▸ Do this: In the following material, identify every line holding the string "Terms" and return it.

***

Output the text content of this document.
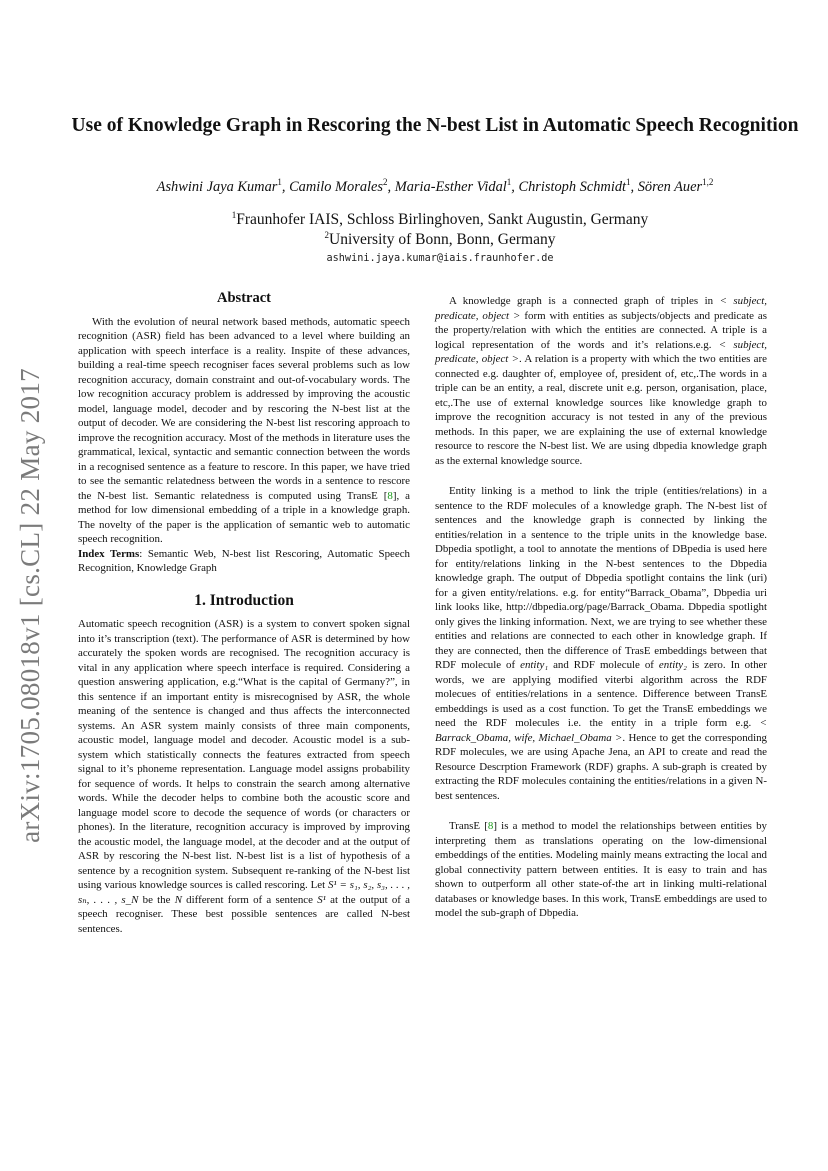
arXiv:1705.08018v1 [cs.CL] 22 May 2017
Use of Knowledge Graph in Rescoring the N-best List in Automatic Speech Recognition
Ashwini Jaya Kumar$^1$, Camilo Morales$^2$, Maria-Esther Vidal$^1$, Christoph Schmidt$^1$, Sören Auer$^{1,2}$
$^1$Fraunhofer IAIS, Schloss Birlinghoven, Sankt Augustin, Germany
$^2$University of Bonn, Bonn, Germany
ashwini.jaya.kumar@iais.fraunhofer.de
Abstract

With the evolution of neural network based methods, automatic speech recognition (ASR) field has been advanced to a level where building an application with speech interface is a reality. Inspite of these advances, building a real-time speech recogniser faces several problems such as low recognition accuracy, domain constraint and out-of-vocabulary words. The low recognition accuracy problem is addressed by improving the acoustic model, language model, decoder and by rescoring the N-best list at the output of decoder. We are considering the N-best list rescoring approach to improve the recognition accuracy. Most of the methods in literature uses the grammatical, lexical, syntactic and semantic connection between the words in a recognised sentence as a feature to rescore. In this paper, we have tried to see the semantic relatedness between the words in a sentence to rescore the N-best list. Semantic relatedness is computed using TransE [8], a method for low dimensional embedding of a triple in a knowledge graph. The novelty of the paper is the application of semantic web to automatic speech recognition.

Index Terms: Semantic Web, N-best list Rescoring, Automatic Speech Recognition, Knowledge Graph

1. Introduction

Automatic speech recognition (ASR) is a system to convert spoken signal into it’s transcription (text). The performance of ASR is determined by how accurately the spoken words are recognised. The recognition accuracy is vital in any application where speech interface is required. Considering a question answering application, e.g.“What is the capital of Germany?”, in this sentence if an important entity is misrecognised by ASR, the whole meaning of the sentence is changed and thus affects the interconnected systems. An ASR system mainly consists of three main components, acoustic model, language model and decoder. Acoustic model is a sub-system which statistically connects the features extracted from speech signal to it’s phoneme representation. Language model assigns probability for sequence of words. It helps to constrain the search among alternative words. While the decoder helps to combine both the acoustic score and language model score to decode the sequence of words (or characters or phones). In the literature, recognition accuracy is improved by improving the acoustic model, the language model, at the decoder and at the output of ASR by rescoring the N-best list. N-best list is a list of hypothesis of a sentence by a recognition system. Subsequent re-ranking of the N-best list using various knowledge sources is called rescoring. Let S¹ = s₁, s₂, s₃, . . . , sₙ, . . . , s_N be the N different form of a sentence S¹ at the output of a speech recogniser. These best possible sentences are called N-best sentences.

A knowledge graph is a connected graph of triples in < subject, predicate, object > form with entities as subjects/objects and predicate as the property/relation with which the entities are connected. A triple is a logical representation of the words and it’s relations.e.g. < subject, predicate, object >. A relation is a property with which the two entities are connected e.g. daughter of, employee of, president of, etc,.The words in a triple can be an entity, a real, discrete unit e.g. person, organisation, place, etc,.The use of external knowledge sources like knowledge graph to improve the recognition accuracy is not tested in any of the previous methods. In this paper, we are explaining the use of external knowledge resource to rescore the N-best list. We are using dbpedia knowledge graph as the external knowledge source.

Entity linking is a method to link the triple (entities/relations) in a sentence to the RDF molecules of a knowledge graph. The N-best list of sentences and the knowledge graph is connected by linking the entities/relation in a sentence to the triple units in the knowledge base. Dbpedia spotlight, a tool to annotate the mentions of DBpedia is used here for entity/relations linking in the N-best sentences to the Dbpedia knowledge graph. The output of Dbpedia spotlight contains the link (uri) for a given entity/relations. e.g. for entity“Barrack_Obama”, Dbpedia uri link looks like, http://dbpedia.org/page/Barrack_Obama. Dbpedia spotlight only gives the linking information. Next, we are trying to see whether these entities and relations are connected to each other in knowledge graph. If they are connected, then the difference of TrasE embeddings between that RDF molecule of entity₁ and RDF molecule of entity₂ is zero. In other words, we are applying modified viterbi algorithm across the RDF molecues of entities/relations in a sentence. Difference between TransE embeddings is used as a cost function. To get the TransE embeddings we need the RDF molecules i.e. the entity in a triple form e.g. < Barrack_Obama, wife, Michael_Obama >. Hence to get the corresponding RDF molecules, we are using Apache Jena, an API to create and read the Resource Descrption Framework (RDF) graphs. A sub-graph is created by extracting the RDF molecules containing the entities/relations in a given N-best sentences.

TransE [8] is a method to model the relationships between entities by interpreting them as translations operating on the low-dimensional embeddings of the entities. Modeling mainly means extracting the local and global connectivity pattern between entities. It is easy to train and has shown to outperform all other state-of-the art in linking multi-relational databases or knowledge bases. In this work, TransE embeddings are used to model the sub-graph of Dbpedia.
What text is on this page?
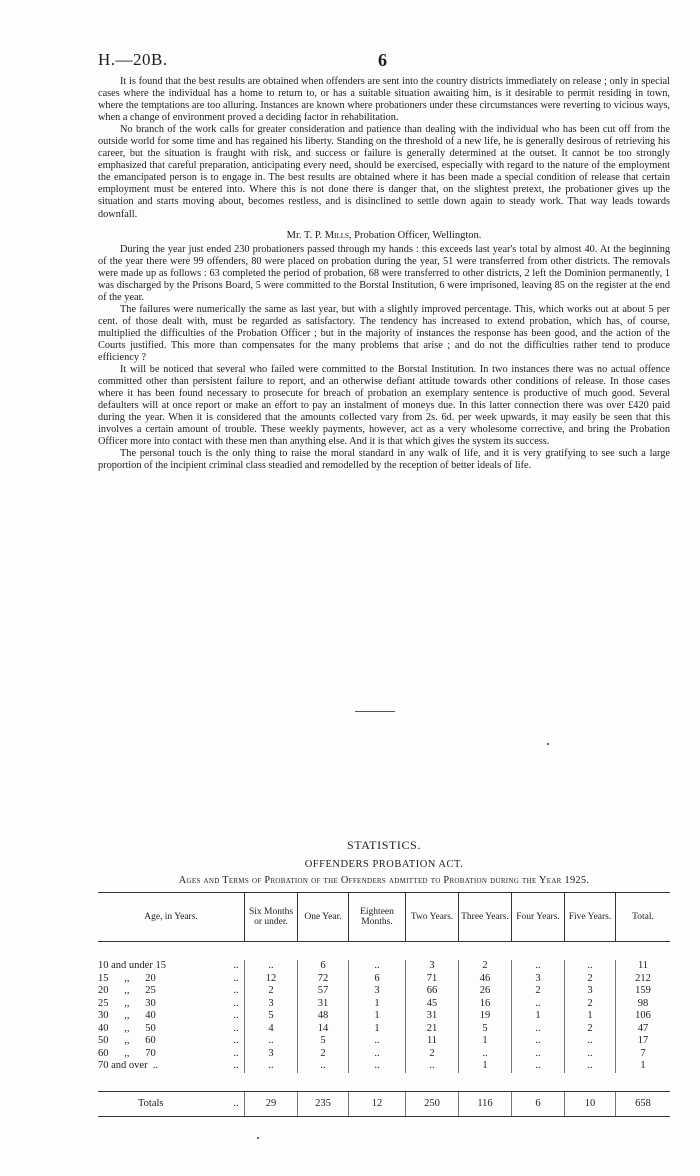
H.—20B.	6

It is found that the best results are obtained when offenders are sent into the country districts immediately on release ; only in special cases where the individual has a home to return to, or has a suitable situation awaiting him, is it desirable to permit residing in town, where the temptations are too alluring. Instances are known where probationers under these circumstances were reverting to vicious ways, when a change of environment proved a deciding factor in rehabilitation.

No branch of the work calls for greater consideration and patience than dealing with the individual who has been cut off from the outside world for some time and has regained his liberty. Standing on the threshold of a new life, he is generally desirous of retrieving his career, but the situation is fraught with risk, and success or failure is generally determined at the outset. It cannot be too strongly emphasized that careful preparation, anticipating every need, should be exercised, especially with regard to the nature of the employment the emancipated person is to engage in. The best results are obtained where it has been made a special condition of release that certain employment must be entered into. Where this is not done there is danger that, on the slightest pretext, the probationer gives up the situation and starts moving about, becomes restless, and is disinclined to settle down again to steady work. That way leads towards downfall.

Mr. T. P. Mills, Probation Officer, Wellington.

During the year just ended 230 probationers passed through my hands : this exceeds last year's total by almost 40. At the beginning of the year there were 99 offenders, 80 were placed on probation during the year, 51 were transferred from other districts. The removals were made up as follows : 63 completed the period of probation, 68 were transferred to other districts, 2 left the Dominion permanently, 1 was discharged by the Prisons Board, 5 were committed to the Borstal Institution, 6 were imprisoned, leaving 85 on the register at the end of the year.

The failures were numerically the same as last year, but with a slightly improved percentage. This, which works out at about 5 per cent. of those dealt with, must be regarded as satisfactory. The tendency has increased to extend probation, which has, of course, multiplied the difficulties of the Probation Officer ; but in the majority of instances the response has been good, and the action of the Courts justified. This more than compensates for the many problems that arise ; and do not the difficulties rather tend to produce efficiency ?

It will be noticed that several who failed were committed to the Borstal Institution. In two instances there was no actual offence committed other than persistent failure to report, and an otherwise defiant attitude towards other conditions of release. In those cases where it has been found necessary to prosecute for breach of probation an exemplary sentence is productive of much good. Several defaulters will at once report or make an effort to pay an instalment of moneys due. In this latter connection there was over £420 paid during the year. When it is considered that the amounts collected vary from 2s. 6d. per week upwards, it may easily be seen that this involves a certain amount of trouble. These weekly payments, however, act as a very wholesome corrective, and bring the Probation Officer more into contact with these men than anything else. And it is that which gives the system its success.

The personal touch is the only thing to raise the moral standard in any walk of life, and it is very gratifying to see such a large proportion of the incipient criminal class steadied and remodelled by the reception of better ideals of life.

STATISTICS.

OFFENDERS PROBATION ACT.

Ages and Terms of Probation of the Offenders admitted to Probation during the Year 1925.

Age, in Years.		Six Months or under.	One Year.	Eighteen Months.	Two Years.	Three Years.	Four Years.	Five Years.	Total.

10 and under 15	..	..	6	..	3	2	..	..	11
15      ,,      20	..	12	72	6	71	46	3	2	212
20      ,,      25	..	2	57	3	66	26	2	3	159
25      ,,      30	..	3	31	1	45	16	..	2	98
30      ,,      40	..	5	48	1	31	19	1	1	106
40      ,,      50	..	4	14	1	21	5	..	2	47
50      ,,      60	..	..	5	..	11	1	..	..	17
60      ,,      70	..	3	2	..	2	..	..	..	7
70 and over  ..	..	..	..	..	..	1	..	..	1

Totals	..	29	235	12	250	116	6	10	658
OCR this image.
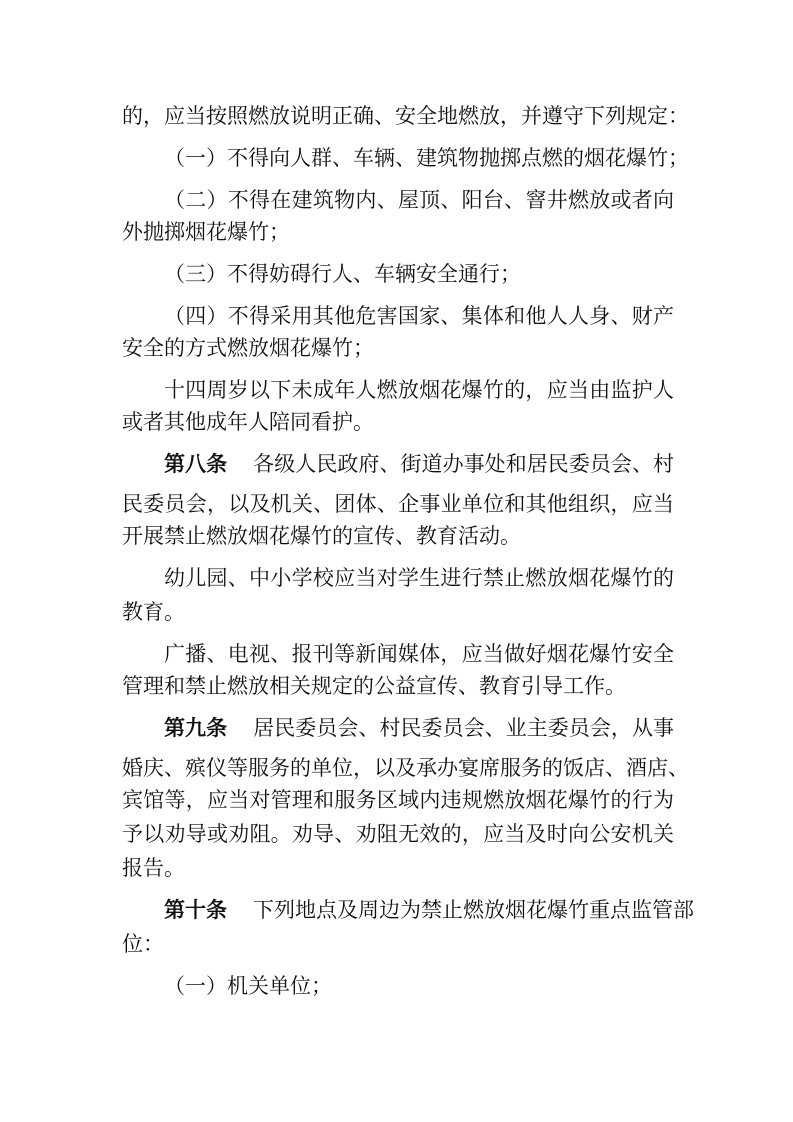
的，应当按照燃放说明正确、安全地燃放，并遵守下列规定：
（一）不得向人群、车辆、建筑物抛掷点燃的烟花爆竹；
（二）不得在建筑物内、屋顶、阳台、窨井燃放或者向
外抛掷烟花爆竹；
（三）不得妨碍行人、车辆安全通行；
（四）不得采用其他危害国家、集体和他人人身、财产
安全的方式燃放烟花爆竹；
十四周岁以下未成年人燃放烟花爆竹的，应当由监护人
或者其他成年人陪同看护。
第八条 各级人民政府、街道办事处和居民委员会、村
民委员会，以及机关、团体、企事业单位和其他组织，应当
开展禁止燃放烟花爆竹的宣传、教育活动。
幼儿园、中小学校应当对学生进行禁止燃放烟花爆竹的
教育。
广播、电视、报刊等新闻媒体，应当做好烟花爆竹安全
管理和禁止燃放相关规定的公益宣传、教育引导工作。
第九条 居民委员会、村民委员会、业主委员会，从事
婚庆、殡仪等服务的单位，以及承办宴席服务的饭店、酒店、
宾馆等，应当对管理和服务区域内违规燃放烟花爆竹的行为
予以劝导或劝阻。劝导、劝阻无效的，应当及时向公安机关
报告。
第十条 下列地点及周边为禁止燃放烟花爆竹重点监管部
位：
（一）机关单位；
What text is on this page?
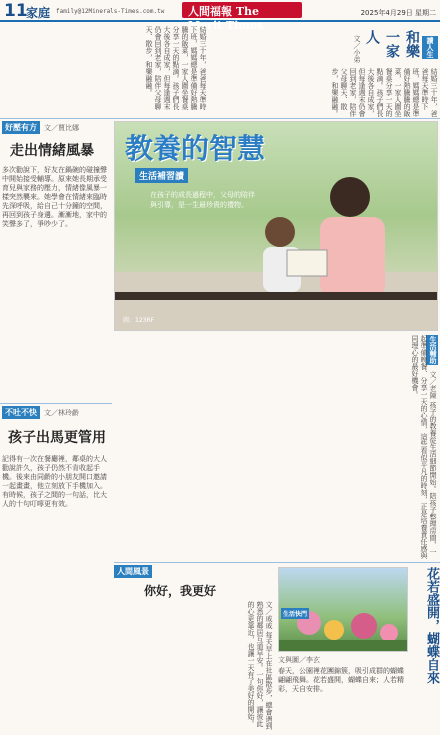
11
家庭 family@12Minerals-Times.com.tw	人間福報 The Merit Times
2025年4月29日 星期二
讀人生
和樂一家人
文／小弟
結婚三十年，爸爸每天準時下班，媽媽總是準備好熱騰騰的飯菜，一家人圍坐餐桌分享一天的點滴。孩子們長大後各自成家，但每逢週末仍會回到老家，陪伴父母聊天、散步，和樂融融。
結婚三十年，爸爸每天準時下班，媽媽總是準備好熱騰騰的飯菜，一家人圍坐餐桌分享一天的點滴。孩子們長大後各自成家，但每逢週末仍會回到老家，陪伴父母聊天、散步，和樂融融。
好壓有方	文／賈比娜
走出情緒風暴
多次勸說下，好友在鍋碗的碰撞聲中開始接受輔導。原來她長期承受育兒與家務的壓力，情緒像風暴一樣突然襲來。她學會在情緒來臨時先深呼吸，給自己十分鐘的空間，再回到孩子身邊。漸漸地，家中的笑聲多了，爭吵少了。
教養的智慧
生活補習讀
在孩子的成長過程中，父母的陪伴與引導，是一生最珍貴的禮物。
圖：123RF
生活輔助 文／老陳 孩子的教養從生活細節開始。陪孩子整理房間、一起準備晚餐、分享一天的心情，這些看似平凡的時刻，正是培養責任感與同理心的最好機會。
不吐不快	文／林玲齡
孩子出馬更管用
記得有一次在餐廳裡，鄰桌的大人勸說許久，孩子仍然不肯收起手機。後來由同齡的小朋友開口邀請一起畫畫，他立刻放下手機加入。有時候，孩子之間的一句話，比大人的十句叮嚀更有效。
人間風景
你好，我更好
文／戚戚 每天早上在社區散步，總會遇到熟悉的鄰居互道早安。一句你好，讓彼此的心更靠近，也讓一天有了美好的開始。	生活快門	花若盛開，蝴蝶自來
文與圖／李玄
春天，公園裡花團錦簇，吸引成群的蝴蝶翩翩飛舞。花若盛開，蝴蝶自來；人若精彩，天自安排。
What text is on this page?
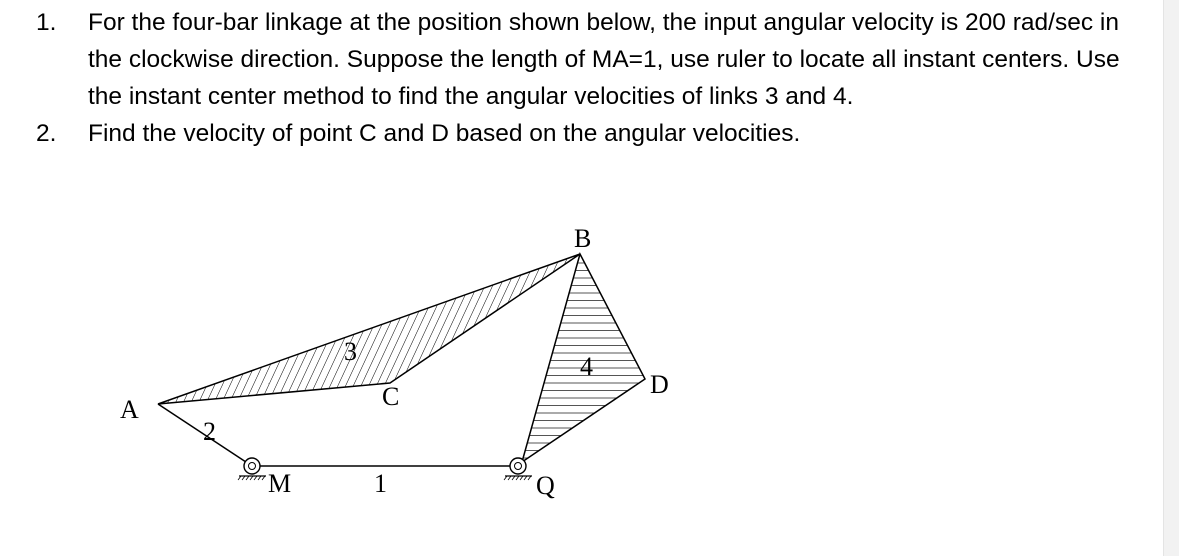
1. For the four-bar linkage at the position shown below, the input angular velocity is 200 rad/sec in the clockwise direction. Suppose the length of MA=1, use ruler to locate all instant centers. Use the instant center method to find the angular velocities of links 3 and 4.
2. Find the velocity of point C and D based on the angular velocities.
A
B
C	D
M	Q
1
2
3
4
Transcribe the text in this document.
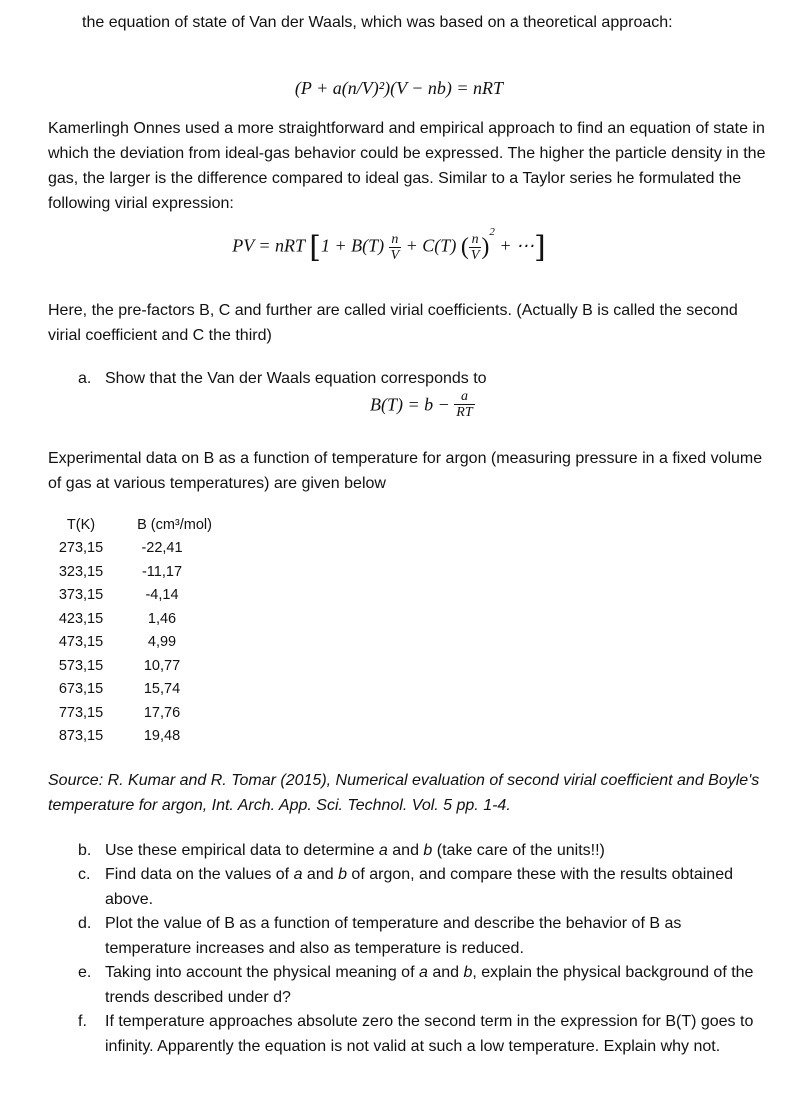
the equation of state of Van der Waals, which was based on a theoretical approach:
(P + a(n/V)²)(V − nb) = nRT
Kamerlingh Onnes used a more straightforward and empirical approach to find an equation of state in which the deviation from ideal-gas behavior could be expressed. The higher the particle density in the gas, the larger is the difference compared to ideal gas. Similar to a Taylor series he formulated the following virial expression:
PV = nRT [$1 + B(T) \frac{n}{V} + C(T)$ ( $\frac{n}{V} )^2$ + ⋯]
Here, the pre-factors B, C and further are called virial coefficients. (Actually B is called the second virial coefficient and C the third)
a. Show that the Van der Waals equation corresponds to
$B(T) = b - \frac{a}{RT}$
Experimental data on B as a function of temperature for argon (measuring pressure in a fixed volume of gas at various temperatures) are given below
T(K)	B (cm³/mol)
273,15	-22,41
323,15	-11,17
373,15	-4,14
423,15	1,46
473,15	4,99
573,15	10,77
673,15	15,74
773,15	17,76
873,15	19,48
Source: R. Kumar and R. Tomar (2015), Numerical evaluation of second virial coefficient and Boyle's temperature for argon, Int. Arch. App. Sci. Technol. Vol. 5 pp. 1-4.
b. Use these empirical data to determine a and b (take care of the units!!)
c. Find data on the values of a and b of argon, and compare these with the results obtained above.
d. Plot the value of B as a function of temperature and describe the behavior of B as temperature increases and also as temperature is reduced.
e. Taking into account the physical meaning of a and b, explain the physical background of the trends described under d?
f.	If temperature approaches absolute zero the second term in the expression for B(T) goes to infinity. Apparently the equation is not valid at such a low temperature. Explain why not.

***

▸ Response to the exercise:
Index Terms: Semantic Web, N-best list Rescoring, Automatic Speech Recognition, Knowledge Graph
Ages and Terms of Probation of the Offenders admitted to Probation during the Year 1925.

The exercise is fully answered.